# bis zu welcher Größe frisst Sonnenbarsch Kleinfische?



## Teichforum.info (11. Juni 2004)

Hallo zusammen,

ich habe in meinem Teich momentan Bitterlinge, __ Moderlieschen und einige Goldfische. Nun überlege ich, einen einzelnen Sonnenbarsch einzusetzen, um einer übermässigen Vermehrung der Goldfische und Moderlieschen vorzubeugen. Ich weiß dass sich __ Sonnenbarsche vorwiegend von Insekten, Fischlaich usw. ernähren, hab aber auch mal gelesen dass sie auch Jung- bzw. __ Kleinfische fressen. Nun ist es so, dass meine Bitterlinge noch nicht besonders gross sind (ca. 5 cm), daher bin ich mir nicht sicher, ob diese nicht auch Opfer des Barsches werden würden, was mir nicht so gefallen würde...
Daher meine Frage: bis zu welcher Größe frisst ein Sonnenbarsch Kleinfsiche? Wären meine Bitterlinge und Moderlieschen gefährdet? Hat hier jemand damit Erfahrungen gemacht?

MfG


----------



## Teichforum.info (11. Juni 2004)
#####
■ **Aufgaben**:
1. Welche Größe haben die Bitterlinge laut dem Forenthread über den Sonnenbarsch derzeit?
2. Gib aus dem Forenthread über den Sonnenbarsch den Abschnitt wortgetreu wieder, der mit „Daher meine Frage: bis“ beginnt und nach „damit Erfahrungen gemacht?“ endet.
3. Schreibe den Forenthread über den Sonnenbarsch im Anschluss an seine letzte Zeile weiter.

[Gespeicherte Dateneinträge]
#####
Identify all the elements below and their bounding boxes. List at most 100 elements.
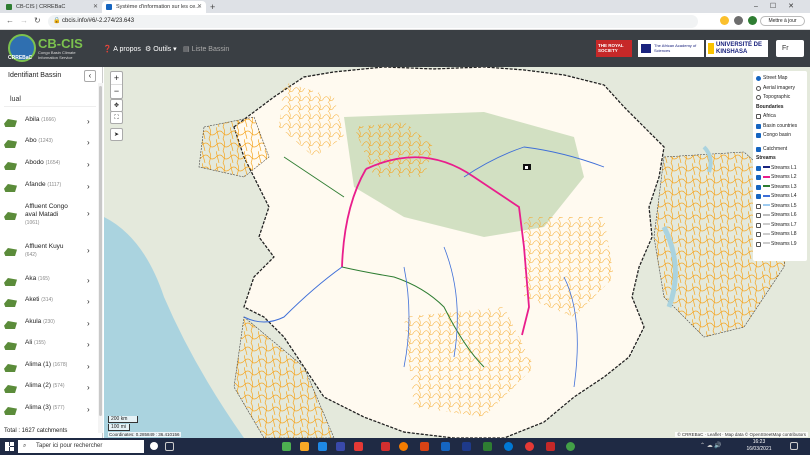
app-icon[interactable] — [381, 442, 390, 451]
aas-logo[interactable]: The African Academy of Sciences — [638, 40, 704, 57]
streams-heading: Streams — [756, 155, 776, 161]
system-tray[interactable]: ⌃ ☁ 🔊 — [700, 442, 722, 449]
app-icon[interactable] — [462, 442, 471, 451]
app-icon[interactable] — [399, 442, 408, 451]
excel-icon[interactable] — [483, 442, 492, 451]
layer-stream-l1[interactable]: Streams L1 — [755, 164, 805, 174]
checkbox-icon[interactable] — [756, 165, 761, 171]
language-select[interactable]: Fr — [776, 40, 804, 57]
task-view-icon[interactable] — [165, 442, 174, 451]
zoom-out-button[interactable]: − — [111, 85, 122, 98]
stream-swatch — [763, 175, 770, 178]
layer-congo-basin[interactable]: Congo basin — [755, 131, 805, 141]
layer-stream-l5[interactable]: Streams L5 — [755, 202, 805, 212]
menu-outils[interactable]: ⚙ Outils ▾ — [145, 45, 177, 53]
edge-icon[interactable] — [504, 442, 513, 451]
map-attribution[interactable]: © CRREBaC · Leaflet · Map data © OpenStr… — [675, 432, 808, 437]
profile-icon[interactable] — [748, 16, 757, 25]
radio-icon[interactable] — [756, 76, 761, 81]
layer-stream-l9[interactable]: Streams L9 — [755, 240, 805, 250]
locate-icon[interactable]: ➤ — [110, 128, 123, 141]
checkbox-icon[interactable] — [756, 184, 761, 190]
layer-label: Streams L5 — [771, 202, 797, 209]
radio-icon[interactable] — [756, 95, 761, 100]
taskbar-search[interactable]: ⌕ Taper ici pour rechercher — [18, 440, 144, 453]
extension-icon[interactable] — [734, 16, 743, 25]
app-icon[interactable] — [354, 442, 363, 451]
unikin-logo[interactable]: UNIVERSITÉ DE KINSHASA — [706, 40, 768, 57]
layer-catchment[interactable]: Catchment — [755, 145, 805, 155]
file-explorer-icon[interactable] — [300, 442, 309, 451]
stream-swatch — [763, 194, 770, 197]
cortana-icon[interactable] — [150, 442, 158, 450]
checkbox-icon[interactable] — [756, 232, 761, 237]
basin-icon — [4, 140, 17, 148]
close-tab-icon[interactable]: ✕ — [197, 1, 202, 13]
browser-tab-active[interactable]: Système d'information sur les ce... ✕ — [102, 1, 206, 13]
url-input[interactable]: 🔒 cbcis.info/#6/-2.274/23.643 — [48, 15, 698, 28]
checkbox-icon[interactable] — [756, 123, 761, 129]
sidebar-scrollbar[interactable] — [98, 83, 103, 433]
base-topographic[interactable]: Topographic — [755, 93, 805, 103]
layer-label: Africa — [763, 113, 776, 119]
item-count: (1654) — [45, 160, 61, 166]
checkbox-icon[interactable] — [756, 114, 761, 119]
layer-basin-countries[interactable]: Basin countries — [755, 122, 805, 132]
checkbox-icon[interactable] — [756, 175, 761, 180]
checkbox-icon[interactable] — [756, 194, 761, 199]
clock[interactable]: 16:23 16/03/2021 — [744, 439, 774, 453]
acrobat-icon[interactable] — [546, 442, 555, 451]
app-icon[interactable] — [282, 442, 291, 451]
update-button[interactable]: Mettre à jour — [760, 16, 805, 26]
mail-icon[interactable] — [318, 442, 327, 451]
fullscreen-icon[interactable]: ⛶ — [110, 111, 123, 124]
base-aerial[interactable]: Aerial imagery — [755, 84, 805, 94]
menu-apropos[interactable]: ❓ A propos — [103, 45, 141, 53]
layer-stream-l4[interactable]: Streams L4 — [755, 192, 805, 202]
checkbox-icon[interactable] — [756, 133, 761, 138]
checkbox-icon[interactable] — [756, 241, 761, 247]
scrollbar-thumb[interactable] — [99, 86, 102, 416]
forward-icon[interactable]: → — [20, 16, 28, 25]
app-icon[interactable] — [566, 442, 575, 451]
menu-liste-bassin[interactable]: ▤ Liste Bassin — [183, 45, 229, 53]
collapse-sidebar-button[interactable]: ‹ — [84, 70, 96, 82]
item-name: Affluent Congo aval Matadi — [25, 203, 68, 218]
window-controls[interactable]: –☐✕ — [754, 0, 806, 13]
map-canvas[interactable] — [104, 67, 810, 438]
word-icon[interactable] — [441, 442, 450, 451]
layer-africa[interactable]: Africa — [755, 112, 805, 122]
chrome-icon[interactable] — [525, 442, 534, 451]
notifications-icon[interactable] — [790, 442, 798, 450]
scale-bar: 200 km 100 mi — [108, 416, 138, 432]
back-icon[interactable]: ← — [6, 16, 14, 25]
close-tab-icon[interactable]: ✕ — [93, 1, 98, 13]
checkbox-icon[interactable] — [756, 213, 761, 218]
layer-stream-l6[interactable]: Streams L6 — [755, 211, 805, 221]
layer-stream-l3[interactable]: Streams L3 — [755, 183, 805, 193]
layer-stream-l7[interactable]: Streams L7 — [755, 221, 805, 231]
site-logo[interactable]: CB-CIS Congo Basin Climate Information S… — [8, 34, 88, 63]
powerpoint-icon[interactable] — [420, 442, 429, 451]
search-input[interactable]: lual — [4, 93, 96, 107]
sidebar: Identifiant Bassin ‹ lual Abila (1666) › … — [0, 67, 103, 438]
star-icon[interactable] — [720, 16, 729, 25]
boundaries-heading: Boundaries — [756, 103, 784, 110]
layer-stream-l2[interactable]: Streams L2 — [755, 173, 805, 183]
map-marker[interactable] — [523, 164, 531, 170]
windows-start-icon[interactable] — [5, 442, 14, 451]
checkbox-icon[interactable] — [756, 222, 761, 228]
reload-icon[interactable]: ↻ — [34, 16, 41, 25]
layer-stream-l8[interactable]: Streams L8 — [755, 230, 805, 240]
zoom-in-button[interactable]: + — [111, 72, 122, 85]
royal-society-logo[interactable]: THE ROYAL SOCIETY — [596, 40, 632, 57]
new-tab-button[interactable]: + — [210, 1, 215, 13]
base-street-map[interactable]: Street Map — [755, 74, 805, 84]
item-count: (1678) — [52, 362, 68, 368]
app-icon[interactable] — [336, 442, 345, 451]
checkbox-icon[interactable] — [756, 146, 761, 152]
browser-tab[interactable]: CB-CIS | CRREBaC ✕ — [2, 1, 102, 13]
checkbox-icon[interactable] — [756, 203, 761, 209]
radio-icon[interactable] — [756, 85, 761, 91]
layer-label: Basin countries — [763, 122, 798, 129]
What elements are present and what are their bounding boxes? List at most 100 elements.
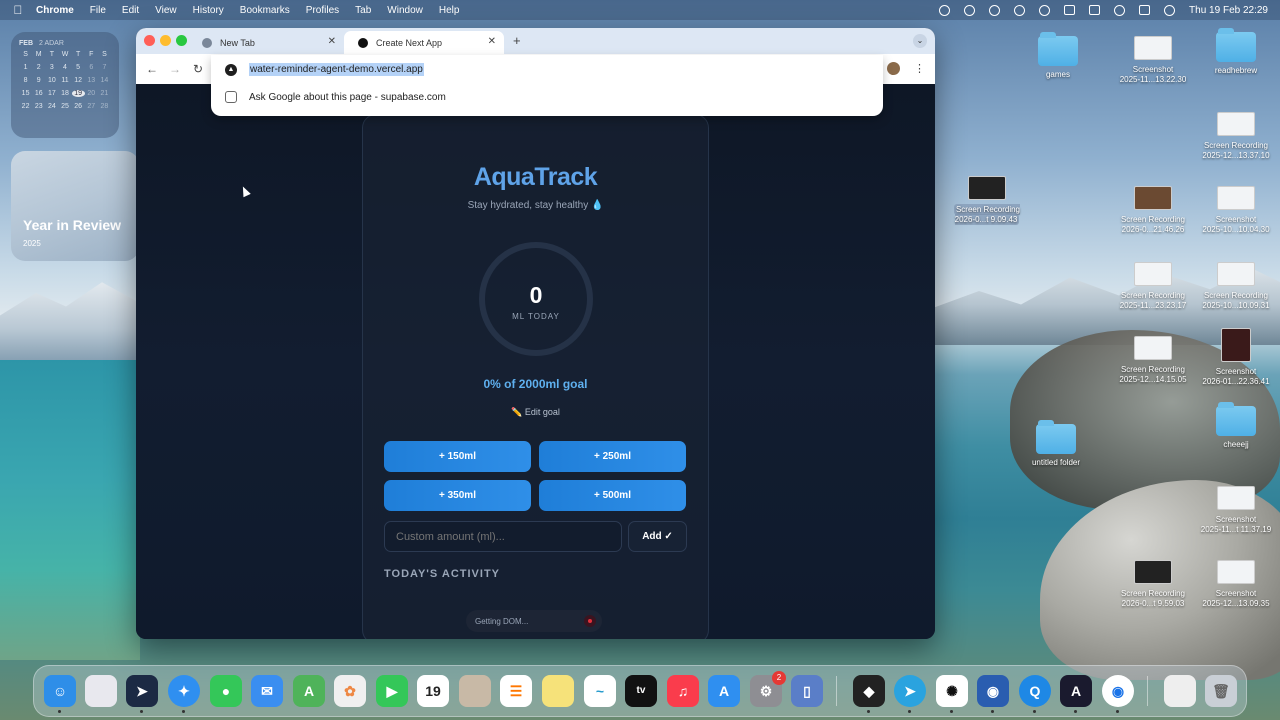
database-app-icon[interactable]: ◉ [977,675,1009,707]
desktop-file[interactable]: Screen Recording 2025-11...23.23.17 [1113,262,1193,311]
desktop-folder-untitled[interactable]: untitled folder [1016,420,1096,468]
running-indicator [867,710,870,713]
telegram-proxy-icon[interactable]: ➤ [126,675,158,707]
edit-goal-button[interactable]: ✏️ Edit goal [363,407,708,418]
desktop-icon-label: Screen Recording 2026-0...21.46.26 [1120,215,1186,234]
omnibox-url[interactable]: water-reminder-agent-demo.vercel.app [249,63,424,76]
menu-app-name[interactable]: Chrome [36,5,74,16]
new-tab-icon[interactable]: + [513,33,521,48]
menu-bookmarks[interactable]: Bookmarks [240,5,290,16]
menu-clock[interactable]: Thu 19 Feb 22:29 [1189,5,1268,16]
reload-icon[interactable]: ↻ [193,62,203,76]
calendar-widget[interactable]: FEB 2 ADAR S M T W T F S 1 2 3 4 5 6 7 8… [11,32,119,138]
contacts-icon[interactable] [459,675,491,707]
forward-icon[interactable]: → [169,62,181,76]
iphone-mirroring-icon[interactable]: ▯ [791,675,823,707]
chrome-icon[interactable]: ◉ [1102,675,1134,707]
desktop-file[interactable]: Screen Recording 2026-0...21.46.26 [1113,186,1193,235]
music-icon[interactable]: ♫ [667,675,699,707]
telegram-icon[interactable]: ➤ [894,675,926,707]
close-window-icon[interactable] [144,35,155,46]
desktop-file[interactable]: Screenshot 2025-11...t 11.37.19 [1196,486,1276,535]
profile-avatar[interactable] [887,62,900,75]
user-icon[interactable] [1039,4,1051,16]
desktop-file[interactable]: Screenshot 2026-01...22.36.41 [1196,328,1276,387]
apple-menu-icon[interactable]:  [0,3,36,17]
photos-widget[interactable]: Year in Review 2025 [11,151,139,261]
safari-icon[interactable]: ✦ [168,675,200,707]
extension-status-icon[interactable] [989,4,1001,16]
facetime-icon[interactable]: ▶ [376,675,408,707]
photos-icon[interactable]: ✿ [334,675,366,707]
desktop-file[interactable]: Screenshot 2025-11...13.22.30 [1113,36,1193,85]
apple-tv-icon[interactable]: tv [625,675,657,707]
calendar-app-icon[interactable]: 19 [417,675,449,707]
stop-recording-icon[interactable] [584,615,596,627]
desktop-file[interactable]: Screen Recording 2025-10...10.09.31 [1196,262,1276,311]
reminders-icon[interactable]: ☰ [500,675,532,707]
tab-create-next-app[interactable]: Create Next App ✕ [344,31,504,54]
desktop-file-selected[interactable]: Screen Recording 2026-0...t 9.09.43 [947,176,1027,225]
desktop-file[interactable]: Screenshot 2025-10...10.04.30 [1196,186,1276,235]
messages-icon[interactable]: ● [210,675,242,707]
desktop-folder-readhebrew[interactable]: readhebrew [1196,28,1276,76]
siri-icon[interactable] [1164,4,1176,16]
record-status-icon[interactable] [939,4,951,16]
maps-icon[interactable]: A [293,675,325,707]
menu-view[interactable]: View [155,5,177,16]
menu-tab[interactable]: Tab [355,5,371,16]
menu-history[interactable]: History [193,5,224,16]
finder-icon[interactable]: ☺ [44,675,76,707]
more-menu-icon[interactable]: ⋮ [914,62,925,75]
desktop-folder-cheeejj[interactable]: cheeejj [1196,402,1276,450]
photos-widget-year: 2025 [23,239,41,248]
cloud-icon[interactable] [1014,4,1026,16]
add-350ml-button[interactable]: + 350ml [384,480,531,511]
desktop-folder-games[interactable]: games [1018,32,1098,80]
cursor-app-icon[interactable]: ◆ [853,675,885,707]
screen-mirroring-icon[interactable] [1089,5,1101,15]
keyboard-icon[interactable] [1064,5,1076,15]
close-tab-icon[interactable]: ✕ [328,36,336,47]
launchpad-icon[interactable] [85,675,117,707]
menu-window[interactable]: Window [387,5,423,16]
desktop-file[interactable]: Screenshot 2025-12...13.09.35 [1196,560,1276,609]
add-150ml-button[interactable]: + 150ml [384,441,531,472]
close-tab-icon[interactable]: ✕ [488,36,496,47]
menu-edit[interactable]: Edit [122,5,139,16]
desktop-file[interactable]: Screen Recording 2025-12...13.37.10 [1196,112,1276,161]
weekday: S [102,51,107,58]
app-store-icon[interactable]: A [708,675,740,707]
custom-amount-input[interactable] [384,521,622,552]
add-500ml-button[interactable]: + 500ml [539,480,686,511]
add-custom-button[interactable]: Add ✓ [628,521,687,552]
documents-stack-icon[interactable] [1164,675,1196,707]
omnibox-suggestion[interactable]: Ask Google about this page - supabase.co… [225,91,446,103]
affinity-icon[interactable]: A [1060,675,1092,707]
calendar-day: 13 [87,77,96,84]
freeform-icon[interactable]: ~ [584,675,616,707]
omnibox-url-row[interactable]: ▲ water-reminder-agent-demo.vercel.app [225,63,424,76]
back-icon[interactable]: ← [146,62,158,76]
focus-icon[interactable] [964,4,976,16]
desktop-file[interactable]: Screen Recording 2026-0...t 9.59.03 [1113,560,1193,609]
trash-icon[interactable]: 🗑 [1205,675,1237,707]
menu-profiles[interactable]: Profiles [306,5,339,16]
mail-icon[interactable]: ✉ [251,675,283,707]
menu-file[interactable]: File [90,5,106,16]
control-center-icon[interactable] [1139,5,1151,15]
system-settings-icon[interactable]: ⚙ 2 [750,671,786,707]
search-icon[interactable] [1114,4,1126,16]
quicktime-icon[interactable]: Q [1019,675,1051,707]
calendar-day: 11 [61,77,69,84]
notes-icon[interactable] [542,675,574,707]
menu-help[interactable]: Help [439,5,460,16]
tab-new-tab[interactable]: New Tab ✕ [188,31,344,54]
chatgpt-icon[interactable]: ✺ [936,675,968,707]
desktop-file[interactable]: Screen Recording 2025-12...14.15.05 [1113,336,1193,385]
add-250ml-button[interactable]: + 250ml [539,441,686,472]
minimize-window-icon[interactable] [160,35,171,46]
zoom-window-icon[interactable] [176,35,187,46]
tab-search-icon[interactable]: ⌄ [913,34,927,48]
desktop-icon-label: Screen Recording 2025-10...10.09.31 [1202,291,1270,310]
#####
■ **Antworten**:
1. Etwa 5 cm.

2.
Daher meine Frage: bis zu welcher Größe frisst ein Sonnenbarsch Kleinfsiche? Wären meine Bitterlinge und Moderlieschen gefährdet? Hat hier jemand damit Erfahrungen gemacht?

3.
hi
Habe zwar keinen ,doch es kommt ja auch drauf wie gross der __ Barsch ist    
Aber meine gelesen zu haben er frisst halt alles was ins Maul passt .Halt nen Barsch.hihi


----------



## Teichforum.info (11. Juni 2004)

Hallo Skalar,

Der gemeine Sonnenbarsch wird im normalen nicht grösser als ein __ Moderlieschen, nur dicker.
Nach langjährigen Erfahrungen in einem Baggersee konnte ich nicht feststellen, dass __ Sonnenbarsche kleine Fische fressen. Wir hatten sehr viele Sonnenbarsche im Baggersee(10000qm Wasser) und trotzdem ist die Brut zwischen den Barschen geschwommen. Es werden immer nur postings gemacht von Leuten die es "vom hören sagen" wissen. Es wäre mal schön, wenn jemand aus eigner Erfahrung posten würde.


----------



## Teichforum.info (11. Juni 2004)

*...*

Hallo Roland,

nicht größer als ein __ Moderlieschen ? *räusper* ... da hab ich wohl die kleinen Exemplare erwischt ... meine 2 __ Sonnenbarsche räumen mächtig auf, letztes Jahr war Brut da, Moderlieschen oder Bitterlinge, keine Ahnung, vielleicht auch __ Stichlinge (obwohl sie an die wegen den Stacheln am Rücken wohl nicht gehen werden).

Und nu iss nix mehr da an Brut (zumindest nich für mein Auge) und die zwei werden immer fetter


----------



## Teichforum.info (11. Juni 2004)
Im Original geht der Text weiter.